**Exercise requirements:**
Print every line of the listing exactly, please.

——————

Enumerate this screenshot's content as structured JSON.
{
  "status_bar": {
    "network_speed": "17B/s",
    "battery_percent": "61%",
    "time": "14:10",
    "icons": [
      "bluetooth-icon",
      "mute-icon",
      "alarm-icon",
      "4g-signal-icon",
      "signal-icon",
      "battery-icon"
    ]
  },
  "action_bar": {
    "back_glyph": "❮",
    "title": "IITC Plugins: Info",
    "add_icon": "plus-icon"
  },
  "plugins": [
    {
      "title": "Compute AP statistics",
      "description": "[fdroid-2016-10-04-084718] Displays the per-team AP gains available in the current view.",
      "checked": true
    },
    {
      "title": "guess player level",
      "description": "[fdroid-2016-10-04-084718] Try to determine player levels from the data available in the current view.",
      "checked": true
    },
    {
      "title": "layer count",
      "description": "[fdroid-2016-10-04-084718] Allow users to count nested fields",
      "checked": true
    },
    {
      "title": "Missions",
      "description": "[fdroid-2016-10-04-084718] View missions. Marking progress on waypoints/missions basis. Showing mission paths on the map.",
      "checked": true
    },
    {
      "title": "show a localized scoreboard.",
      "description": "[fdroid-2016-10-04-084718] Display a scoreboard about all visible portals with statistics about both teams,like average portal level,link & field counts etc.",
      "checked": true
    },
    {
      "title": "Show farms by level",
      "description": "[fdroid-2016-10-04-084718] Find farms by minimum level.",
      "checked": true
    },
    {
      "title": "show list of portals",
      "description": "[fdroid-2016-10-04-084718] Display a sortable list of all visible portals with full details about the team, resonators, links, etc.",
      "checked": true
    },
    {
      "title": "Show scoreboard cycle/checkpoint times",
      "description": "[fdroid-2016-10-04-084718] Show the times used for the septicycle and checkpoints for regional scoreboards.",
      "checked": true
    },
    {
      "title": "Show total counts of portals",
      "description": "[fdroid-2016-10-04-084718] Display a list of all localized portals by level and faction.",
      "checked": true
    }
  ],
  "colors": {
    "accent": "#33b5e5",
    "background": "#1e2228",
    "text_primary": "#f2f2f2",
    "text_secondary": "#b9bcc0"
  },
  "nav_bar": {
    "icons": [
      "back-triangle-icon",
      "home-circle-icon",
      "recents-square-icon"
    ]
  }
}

——————

**Answer to this problem:**
Enumerate this screenshot's content as structured JSON.
{
  "status_bar": {
    "network_speed": "17B/s",
    "battery_percent": "61%",
    "time": "14:10",
    "icons": [
      "bluetooth-icon",
      "mute-icon",
      "alarm-icon",
      "4g-signal-icon",
      "signal-icon",
      "battery-icon"
    ]
  },
  "action_bar": {
    "back_glyph": "❮",
    "title": "IITC Plugins: Info",
    "add_icon": "plus-icon"
  },
  "plugins": [
    {
      "title": "Compute AP statistics",
      "description": "[fdroid-2016-10-04-084718] Displays the per-team AP gains available in the current view.",
      "checked": true
    },
    {
      "title": "guess player level",
      "description": "[fdroid-2016-10-04-084718] Try to determine player levels from the data available in the current view.",
      "checked": true
    },
    {
      "title": "layer count",
      "description": "[fdroid-2016-10-04-084718] Allow users to count nested fields",
      "checked": true
    },
    {
      "title": "Missions",
      "description": "[fdroid-2016-10-04-084718] View missions. Marking progress on waypoints/missions basis. Showing mission paths on the map.",
      "checked": true
    },
    {
      "title": "show a localized scoreboard.",
      "description": "[fdroid-2016-10-04-084718] Display a scoreboard about all visible portals with statistics about both teams,like average portal level,link & field counts etc.",
      "checked": true
    },
    {
      "title": "Show farms by level",
      "description": "[fdroid-2016-10-04-084718] Find farms by minimum level.",
      "checked": true
    },
    {
      "title": "show list of portals",
      "description": "[fdroid-2016-10-04-084718] Display a sortable list of all visible portals with full details about the team, resonators, links, etc.",
      "checked": true
    },
    {
      "title": "Show scoreboard cycle/checkpoint times",
      "description": "[fdroid-2016-10-04-084718] Show the times used for the septicycle and checkpoints for regional scoreboards.",
      "checked": true
    },
    {
      "title": "Show total counts of portals",
      "description": "[fdroid-2016-10-04-084718] Display a list of all localized portals by level and faction.",
      "checked": true
    }
  ],
  "colors": {
    "accent": "#33b5e5",
    "background": "#1e2228",
    "text_primary": "#f2f2f2",
    "text_secondary": "#b9bcc0"
  },
  "nav_bar": {
    "icons": [
      "back-triangle-icon",
      "home-circle-icon",
      "recents-square-icon"
    ]
  }
}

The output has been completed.